───── Extracted data ─────
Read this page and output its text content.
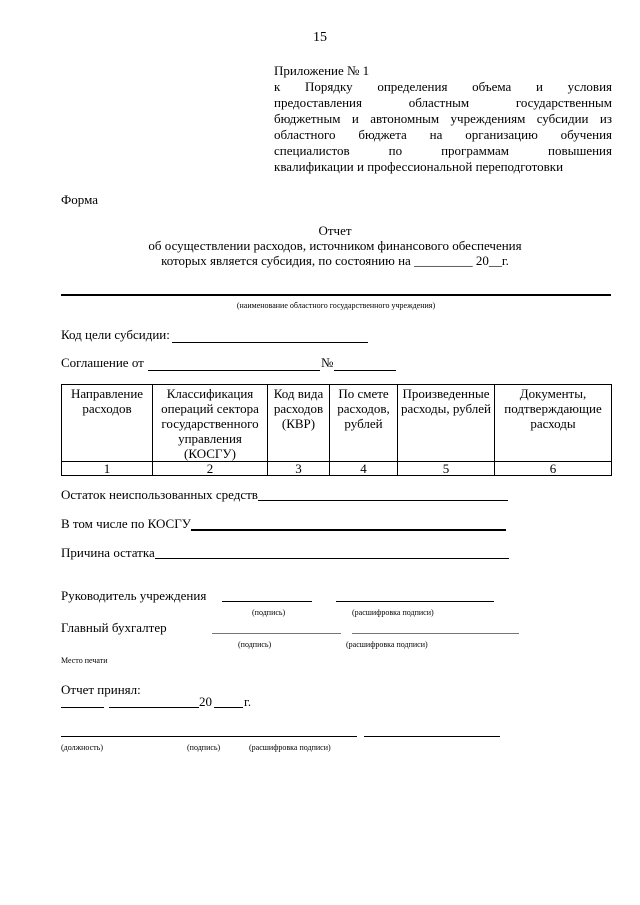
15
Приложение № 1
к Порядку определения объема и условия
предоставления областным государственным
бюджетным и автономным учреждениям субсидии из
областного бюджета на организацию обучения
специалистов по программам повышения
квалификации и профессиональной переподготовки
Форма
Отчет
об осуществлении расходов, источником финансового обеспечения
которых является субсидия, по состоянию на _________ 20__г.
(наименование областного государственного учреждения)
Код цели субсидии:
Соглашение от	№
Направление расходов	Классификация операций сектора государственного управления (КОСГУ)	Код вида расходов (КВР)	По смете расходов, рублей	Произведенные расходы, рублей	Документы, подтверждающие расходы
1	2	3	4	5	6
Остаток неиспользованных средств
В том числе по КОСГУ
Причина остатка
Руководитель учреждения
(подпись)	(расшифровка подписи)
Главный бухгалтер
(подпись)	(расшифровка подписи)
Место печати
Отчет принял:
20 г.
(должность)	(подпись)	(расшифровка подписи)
─────
[Task to complete] How many lines in the records above hold the word "расходов"? Give only the number.

[Exercise answer] 2